* WHAT TO PRODUCE *
Every record here needs to be written out again exactly.
>> BEGIN DATASET EXCERPTS
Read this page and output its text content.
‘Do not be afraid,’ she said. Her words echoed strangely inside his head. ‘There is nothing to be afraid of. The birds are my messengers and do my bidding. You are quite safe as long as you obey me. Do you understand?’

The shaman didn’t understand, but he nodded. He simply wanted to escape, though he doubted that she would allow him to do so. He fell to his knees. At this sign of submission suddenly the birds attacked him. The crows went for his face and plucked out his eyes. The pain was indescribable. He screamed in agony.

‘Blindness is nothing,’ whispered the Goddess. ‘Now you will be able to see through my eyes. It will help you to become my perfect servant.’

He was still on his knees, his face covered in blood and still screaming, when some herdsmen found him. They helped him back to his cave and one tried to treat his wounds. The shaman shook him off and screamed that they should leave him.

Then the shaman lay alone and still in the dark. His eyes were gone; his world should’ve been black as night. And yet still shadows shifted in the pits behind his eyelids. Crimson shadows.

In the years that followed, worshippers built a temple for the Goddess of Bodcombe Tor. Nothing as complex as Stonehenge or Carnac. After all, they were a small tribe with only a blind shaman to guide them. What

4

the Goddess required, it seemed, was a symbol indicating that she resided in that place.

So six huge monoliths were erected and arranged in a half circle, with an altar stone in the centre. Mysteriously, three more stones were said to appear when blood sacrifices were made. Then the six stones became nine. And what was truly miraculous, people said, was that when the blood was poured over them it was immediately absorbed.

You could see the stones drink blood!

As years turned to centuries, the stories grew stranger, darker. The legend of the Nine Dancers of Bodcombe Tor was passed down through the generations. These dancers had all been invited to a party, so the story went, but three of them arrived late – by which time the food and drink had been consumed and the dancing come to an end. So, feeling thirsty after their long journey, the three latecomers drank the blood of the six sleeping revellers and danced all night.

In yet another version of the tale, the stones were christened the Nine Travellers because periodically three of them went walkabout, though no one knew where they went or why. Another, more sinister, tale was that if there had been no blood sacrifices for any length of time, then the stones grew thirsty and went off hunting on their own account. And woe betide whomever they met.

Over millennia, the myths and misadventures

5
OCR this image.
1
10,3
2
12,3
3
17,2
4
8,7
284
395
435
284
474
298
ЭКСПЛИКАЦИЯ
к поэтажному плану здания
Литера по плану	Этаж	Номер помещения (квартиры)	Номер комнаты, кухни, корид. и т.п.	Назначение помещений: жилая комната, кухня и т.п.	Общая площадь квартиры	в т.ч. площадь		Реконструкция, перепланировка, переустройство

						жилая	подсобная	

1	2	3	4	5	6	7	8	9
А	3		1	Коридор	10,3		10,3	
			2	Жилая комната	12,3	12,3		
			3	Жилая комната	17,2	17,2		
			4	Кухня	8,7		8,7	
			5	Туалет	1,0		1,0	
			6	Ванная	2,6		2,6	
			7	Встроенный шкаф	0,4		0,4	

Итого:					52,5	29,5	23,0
>> END DATASET EXCERPTS
* RESPONSE TO THE EXERCISE *
Read this page and output its text content.
‘Do not be afraid,’ she said. Her words echoed strangely inside his head. ‘There is nothing to be afraid of. The birds are my messengers and do my bidding. You are quite safe as long as you obey me. Do you understand?’

The shaman didn’t understand, but he nodded. He simply wanted to escape, though he doubted that she would allow him to do so. He fell to his knees. At this sign of submission suddenly the birds attacked him. The crows went for his face and plucked out his eyes. The pain was indescribable. He screamed in agony.

‘Blindness is nothing,’ whispered the Goddess. ‘Now you will be able to see through my eyes. It will help you to become my perfect servant.’

He was still on his knees, his face covered in blood and still screaming, when some herdsmen found him. They helped him back to his cave and one tried to treat his wounds. The shaman shook him off and screamed that they should leave him.

Then the shaman lay alone and still in the dark. His eyes were gone; his world should’ve been black as night. And yet still shadows shifted in the pits behind his eyelids. Crimson shadows.

In the years that followed, worshippers built a temple for the Goddess of Bodcombe Tor. Nothing as complex as Stonehenge or Carnac. After all, they were a small tribe with only a blind shaman to guide them. What

4

the Goddess required, it seemed, was a symbol indicating that she resided in that place.

So six huge monoliths were erected and arranged in a half circle, with an altar stone in the centre. Mysteriously, three more stones were said to appear when blood sacrifices were made. Then the six stones became nine. And what was truly miraculous, people said, was that when the blood was poured over them it was immediately absorbed.

You could see the stones drink blood!

As years turned to centuries, the stories grew stranger, darker. The legend of the Nine Dancers of Bodcombe Tor was passed down through the generations. These dancers had all been invited to a party, so the story went, but three of them arrived late – by which time the food and drink had been consumed and the dancing come to an end. So, feeling thirsty after their long journey, the three latecomers drank the blood of the six sleeping revellers and danced all night.

In yet another version of the tale, the stones were christened the Nine Travellers because periodically three of them went walkabout, though no one knew where they went or why. Another, more sinister, tale was that if there had been no blood sacrifices for any length of time, then the stones grew thirsty and went off hunting on their own account. And woe betide whomever they met.

Over millennia, the myths and misadventures

5
OCR this image.
1
10,3
2
12,3
3
17,2
4
8,7
284
395
435
284
474
298
ЭКСПЛИКАЦИЯ
к поэтажному плану здания
Литера по плану	Этаж	Номер помещения (квартиры)	Номер комнаты, кухни, корид. и т.п.	Назначение помещений: жилая комната, кухня и т.п.	Общая площадь квартиры	в т.ч. площадь		Реконструкция, перепланировка, переустройство

						жилая	подсобная	

1	2	3	4	5	6	7	8	9
А	3		1	Коридор	10,3		10,3	
			2	Жилая комната	12,3	12,3		
			3	Жилая комната	17,2	17,2		
			4	Кухня	8,7		8,7	
			5	Туалет	1,0		1,0	
			6	Ванная	2,6		2,6	
			7	Встроенный шкаф	0,4		0,4	

Итого:					52,5	29,5	23,0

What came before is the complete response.